* _DO THIS_:
Using the records below, locate all lines containing "color" and return them.
>> begin INPUT FOR THIS TASK
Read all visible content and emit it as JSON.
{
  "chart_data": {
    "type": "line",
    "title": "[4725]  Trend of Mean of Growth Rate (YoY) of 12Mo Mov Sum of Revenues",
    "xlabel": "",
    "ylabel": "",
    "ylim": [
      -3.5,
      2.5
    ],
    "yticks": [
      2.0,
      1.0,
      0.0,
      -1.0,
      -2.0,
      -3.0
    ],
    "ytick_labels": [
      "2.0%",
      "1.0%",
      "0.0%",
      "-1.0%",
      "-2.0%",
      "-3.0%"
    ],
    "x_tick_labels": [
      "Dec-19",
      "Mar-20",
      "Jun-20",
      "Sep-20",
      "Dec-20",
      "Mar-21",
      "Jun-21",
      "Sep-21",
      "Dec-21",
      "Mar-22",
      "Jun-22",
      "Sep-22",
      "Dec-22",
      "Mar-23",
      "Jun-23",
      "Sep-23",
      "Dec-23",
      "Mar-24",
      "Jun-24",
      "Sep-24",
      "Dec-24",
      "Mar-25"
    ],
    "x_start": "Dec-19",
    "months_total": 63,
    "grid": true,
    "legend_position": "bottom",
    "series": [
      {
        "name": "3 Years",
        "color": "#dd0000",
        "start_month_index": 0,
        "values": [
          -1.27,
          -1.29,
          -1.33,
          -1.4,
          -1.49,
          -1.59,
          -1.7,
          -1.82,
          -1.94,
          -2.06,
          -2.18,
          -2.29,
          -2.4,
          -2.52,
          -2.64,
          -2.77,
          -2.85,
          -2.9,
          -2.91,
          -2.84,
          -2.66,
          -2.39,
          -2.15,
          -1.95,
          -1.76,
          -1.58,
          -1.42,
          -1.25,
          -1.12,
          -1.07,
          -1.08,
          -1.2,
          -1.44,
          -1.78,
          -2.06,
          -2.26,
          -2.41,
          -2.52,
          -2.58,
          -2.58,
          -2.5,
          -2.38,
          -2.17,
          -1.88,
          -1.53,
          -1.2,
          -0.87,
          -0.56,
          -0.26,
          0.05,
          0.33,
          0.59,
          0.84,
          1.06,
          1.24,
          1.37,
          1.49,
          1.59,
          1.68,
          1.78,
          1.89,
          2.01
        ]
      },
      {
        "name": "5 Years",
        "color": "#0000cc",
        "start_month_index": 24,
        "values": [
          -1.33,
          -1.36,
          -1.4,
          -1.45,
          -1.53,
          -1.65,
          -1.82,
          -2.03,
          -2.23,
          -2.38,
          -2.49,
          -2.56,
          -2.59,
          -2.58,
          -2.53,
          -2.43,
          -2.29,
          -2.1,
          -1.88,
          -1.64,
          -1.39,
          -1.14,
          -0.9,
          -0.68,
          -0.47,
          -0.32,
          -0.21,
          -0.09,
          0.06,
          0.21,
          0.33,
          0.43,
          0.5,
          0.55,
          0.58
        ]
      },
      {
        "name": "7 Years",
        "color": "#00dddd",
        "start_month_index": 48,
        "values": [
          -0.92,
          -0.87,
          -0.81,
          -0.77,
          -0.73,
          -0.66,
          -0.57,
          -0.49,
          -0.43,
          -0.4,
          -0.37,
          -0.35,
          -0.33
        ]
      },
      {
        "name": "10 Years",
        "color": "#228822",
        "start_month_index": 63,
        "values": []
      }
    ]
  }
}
>> end INPUT FOR THIS TASK
* _CORRECT OUTPUT_:
        "color": "#dd0000",
        "color": "#0000cc",
        "color": "#00dddd",
        "color": "#228822",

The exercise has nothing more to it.